Start of Entries shown
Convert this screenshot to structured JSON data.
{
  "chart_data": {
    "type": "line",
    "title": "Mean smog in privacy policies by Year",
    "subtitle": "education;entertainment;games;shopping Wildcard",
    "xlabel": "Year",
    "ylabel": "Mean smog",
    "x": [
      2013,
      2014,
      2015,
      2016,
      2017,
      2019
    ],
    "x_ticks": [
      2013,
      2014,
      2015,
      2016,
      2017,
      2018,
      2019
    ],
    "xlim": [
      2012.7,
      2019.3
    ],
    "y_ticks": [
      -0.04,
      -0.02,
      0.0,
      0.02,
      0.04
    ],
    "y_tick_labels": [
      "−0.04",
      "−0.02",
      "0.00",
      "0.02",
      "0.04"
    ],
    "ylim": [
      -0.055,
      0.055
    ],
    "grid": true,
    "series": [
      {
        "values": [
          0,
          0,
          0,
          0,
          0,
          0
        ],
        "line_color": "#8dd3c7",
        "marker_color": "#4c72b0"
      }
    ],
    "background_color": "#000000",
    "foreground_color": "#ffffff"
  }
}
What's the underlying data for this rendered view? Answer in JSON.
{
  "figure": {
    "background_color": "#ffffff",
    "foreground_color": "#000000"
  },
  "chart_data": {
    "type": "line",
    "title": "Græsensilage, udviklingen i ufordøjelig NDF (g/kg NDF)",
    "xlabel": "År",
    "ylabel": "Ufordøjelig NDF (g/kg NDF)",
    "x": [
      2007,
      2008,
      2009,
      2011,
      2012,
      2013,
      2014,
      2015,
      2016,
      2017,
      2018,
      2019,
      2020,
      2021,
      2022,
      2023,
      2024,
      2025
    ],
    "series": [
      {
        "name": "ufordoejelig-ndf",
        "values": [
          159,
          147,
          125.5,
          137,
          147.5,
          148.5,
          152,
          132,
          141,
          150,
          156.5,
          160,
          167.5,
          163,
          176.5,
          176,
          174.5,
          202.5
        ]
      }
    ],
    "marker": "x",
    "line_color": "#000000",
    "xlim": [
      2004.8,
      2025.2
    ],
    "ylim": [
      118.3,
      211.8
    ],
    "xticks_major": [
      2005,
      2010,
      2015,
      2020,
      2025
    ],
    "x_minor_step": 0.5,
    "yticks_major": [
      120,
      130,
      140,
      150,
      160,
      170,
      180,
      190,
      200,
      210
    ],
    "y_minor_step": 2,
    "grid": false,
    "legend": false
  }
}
End of Entries shown
Aim
Copy out every entry again, exactly as it was given.

Result
Convert this screenshot to structured JSON data.
{
  "chart_data": {
    "type": "line",
    "title": "Mean smog in privacy policies by Year",
    "subtitle": "education;entertainment;games;shopping Wildcard",
    "xlabel": "Year",
    "ylabel": "Mean smog",
    "x": [
      2013,
      2014,
      2015,
      2016,
      2017,
      2019
    ],
    "x_ticks": [
      2013,
      2014,
      2015,
      2016,
      2017,
      2018,
      2019
    ],
    "xlim": [
      2012.7,
      2019.3
    ],
    "y_ticks": [
      -0.04,
      -0.02,
      0.0,
      0.02,
      0.04
    ],
    "y_tick_labels": [
      "−0.04",
      "−0.02",
      "0.00",
      "0.02",
      "0.04"
    ],
    "ylim": [
      -0.055,
      0.055
    ],
    "grid": true,
    "series": [
      {
        "values": [
          0,
          0,
          0,
          0,
          0,
          0
        ],
        "line_color": "#8dd3c7",
        "marker_color": "#4c72b0"
      }
    ],
    "background_color": "#000000",
    "foreground_color": "#ffffff"
  }
}
What's the underlying data for this rendered view? Answer in JSON.
{
  "figure": {
    "background_color": "#ffffff",
    "foreground_color": "#000000"
  },
  "chart_data": {
    "type": "line",
    "title": "Græsensilage, udviklingen i ufordøjelig NDF (g/kg NDF)",
    "xlabel": "År",
    "ylabel": "Ufordøjelig NDF (g/kg NDF)",
    "x": [
      2007,
      2008,
      2009,
      2011,
      2012,
      2013,
      2014,
      2015,
      2016,
      2017,
      2018,
      2019,
      2020,
      2021,
      2022,
      2023,
      2024,
      2025
    ],
    "series": [
      {
        "name": "ufordoejelig-ndf",
        "values": [
          159,
          147,
          125.5,
          137,
          147.5,
          148.5,
          152,
          132,
          141,
          150,
          156.5,
          160,
          167.5,
          163,
          176.5,
          176,
          174.5,
          202.5
        ]
      }
    ],
    "marker": "x",
    "line_color": "#000000",
    "xlim": [
      2004.8,
      2025.2
    ],
    "ylim": [
      118.3,
      211.8
    ],
    "xticks_major": [
      2005,
      2010,
      2015,
      2020,
      2025
    ],
    "x_minor_step": 0.5,
    "yticks_major": [
      120,
      130,
      140,
      150,
      160,
      170,
      180,
      190,
      200,
      210
    ],
    "y_minor_step": 2,
    "grid": false,
    "legend": false
  }
}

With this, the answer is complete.